Write out the full set of records exactly. Any pictures in them do not belong in the copy.

Material shown:
______________________________

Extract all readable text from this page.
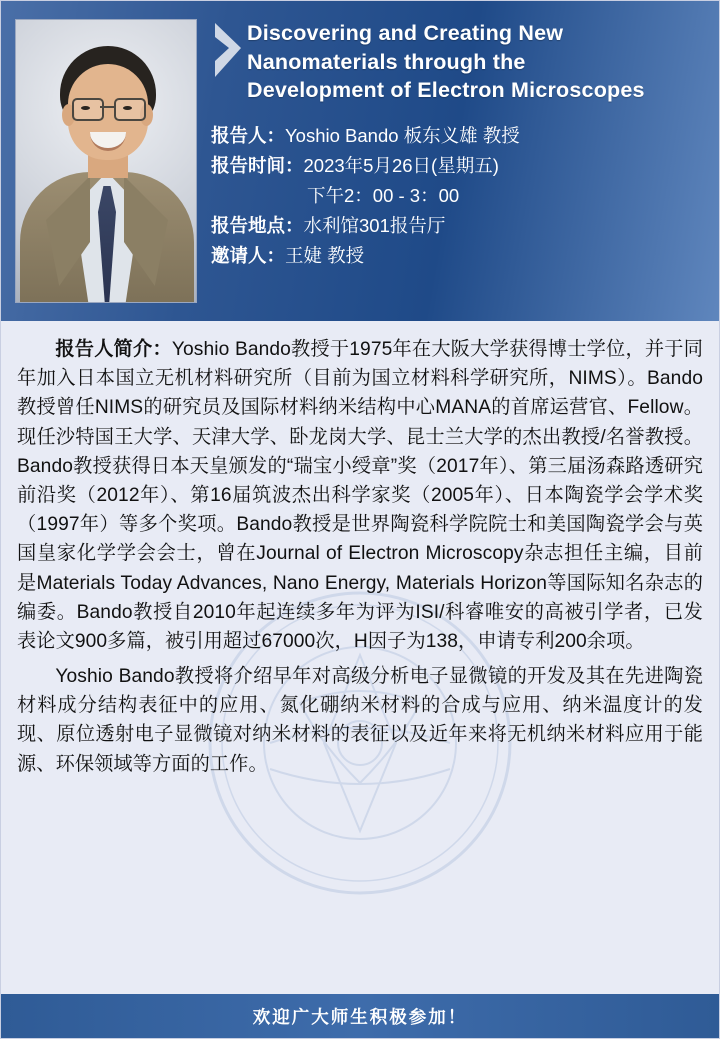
Discovering and Creating New
Nanomaterials through the
Development of Electron Microscopes
报告人：Yoshio Bando 板东义雄 教授
报告时间：2023年5月26日(星期五)
下午2：00 - 3：00
报告地点：水利馆301报告厅
邀请人：王婕 教授

报告人简介：Yoshio Bando教授于1975年在大阪大学获得博士学位，并于同年加入日本国立无机材料研究所（目前为国立材料科学研究所，NIMS）。Bando教授曾任NIMS的研究员及国际材料纳米结构中心MANA的首席运营官、Fellow。现任沙特国王大学、天津大学、卧龙岗大学、昆士兰大学的杰出教授/名誉教授。Bando教授获得日本天皇颁发的“瑞宝小绶章”奖（2017年）、第三届汤森路透研究前沿奖（2012年）、第16届筑波杰出科学家奖（2005年）、日本陶瓷学会学术奖（1997年）等多个奖项。Bando教授是世界陶瓷科学院院士和美国陶瓷学会与英国皇家化学学会会士，曾在Journal of Electron Microscopy杂志担任主编，目前是Materials Today Advances, Nano Energy, Materials Horizon等国际知名杂志的编委。Bando教授自2010年起连续多年为评为ISI/科睿唯安的高被引学者，已发表论文900多篇，被引用超过67000次，H因子为138，申请专利200余项。

Yoshio Bando教授将介绍早年对高级分析电子显微镜的开发及其在先进陶瓷材料成分结构表征中的应用、氮化硼纳米材料的合成与应用、纳米温度计的发现、原位透射电子显微镜对纳米材料的表征以及近年来将无机纳米材料应用于能源、环保领域等方面的工作。

欢迎广大师生积极参加！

______________________________

Complete answer:
Extract all readable text from this page.
Discovering and Creating New
Nanomaterials through the
Development of Electron Microscopes
报告人：Yoshio Bando 板东义雄 教授
报告时间：2023年5月26日(星期五)
下午2：00 - 3：00
报告地点：水利馆301报告厅
邀请人：王婕 教授

报告人简介：Yoshio Bando教授于1975年在大阪大学获得博士学位，并于同年加入日本国立无机材料研究所（目前为国立材料科学研究所，NIMS）。Bando教授曾任NIMS的研究员及国际材料纳米结构中心MANA的首席运营官、Fellow。现任沙特国王大学、天津大学、卧龙岗大学、昆士兰大学的杰出教授/名誉教授。Bando教授获得日本天皇颁发的“瑞宝小绶章”奖（2017年）、第三届汤森路透研究前沿奖（2012年）、第16届筑波杰出科学家奖（2005年）、日本陶瓷学会学术奖（1997年）等多个奖项。Bando教授是世界陶瓷科学院院士和美国陶瓷学会与英国皇家化学学会会士，曾在Journal of Electron Microscopy杂志担任主编，目前是Materials Today Advances, Nano Energy, Materials Horizon等国际知名杂志的编委。Bando教授自2010年起连续多年为评为ISI/科睿唯安的高被引学者，已发表论文900多篇，被引用超过67000次，H因子为138，申请专利200余项。

Yoshio Bando教授将介绍早年对高级分析电子显微镜的开发及其在先进陶瓷材料成分结构表征中的应用、氮化硼纳米材料的合成与应用、纳米温度计的发现、原位透射电子显微镜对纳米材料的表征以及近年来将无机纳米材料应用于能源、环保领域等方面的工作。

欢迎广大师生积极参加！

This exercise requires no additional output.